▽

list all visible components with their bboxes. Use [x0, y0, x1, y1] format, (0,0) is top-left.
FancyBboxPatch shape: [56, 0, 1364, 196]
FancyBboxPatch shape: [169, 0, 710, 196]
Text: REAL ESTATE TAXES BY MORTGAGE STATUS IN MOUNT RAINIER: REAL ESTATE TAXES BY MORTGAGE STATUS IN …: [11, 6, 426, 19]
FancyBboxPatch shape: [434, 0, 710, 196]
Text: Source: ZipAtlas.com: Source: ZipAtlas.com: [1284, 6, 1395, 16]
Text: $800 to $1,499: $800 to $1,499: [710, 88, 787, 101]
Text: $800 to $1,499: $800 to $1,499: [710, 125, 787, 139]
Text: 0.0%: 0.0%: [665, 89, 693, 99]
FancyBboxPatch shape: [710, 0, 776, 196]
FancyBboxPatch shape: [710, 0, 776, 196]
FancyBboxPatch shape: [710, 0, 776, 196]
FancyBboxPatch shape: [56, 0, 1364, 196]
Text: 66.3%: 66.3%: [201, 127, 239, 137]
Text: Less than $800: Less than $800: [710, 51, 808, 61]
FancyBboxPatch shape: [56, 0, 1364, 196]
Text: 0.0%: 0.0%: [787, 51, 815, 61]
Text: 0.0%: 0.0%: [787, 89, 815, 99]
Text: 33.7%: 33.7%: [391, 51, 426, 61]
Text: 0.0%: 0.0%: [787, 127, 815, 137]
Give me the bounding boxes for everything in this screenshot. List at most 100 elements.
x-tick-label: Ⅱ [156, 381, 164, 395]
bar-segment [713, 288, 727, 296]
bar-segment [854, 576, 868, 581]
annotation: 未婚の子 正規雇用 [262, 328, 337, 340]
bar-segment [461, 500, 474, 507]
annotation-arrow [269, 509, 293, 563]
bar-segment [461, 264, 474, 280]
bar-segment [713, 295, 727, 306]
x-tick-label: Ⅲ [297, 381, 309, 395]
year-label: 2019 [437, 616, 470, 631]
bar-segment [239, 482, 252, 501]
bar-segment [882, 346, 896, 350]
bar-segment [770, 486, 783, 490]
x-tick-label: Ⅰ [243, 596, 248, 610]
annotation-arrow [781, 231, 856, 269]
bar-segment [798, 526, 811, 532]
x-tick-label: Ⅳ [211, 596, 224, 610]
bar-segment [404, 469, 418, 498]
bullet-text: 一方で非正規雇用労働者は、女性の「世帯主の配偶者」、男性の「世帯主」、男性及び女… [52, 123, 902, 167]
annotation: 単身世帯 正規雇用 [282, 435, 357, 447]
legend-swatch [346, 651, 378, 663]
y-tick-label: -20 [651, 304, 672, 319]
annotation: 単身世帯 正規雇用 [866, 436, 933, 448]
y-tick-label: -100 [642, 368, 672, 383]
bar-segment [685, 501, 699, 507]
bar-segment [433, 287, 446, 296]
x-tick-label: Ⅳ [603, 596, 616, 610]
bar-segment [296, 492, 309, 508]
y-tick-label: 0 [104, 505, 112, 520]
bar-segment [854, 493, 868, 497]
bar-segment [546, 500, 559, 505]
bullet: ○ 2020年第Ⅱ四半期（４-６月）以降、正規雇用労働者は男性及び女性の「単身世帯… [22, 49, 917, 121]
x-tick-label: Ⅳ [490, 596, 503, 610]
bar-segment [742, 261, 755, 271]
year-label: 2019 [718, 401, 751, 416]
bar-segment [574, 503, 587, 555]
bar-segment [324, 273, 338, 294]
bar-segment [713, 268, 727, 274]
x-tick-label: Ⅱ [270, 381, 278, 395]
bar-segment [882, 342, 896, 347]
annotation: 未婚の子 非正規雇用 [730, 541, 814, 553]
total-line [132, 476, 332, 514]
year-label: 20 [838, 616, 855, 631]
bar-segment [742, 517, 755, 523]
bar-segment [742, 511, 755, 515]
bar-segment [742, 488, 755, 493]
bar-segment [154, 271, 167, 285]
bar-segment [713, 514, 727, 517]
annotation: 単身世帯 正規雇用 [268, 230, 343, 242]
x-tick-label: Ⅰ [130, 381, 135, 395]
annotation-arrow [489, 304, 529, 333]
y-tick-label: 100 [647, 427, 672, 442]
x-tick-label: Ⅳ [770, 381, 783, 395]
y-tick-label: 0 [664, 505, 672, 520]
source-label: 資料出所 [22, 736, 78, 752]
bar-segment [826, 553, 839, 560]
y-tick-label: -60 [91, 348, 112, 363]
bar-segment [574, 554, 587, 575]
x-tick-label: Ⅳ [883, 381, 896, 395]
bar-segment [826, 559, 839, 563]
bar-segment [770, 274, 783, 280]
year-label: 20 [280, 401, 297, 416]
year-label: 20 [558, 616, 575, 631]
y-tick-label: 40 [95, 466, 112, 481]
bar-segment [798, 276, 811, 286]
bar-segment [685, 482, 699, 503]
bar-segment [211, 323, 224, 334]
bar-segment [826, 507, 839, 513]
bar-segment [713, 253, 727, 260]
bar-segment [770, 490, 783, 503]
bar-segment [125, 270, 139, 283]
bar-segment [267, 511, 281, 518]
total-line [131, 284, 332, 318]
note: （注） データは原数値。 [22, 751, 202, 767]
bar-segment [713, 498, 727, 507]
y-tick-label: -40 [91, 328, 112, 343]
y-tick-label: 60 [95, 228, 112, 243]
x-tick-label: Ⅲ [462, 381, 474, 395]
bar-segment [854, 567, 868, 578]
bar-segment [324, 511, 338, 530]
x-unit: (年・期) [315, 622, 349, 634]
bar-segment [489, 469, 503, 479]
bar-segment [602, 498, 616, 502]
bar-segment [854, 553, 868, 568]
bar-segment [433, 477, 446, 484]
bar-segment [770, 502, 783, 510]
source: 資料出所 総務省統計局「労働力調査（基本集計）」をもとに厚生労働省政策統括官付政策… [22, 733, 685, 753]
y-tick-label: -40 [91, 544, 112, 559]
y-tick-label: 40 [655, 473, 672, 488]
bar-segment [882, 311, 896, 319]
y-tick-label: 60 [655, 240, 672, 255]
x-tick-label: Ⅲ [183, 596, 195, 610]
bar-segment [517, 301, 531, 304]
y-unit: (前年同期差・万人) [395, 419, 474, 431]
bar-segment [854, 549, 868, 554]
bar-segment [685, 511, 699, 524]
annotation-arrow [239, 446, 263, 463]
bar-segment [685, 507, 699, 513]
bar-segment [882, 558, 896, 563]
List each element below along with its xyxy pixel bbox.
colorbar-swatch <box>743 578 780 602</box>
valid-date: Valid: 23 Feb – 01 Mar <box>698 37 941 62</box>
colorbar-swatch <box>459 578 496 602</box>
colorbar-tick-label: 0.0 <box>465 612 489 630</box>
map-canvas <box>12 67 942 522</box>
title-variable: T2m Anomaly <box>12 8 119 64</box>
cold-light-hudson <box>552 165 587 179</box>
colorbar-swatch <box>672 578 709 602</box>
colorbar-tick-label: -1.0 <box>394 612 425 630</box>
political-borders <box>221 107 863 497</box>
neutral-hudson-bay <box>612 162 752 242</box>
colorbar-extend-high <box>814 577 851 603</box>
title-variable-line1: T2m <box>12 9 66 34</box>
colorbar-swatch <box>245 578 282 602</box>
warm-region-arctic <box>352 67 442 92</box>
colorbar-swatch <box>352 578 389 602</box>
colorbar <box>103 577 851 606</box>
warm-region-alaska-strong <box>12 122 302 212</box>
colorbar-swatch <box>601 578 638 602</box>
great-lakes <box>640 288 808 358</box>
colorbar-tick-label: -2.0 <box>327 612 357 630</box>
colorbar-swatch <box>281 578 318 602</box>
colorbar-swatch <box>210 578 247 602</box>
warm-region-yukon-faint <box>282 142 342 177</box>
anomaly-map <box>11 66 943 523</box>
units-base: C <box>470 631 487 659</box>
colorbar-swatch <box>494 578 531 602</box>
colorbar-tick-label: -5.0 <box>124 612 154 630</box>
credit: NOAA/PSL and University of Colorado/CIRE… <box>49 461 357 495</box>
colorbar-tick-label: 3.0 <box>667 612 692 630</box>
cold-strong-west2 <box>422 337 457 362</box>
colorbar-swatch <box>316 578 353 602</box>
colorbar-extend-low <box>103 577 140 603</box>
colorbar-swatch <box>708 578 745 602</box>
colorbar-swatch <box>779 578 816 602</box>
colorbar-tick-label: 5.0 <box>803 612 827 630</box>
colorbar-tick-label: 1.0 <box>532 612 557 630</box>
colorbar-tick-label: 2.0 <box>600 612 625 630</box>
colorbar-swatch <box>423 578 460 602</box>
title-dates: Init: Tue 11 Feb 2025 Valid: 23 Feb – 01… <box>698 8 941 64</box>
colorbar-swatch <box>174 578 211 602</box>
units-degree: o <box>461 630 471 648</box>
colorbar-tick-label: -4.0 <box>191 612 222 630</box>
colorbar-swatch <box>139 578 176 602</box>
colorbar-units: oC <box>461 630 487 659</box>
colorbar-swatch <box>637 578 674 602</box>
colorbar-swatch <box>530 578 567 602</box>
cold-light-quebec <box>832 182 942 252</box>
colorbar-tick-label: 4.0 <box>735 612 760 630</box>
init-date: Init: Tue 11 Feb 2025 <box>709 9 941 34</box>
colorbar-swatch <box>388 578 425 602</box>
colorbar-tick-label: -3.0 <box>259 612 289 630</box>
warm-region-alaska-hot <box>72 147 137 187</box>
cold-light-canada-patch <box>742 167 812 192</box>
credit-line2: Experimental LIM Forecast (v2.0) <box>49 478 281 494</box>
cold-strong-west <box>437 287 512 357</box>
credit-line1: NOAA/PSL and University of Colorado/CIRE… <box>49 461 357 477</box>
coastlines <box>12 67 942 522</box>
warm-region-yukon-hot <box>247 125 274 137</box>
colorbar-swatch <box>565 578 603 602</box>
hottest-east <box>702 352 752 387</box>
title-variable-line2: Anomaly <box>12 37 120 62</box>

△

What needs to be done - Copy the material verbatim from its first line through the line containing "FancyBboxPatch shape: [434, 0, 710, 196]".

Right answer -
list all visible components with their bboxes. Use [x0, y0, x1, y1] format, (0,0) is top-left.
FancyBboxPatch shape: [56, 0, 1364, 196]
FancyBboxPatch shape: [169, 0, 710, 196]
Text: REAL ESTATE TAXES BY MORTGAGE STATUS IN MOUNT RAINIER: REAL ESTATE TAXES BY MORTGAGE STATUS IN …: [11, 6, 426, 19]
FancyBboxPatch shape: [434, 0, 710, 196]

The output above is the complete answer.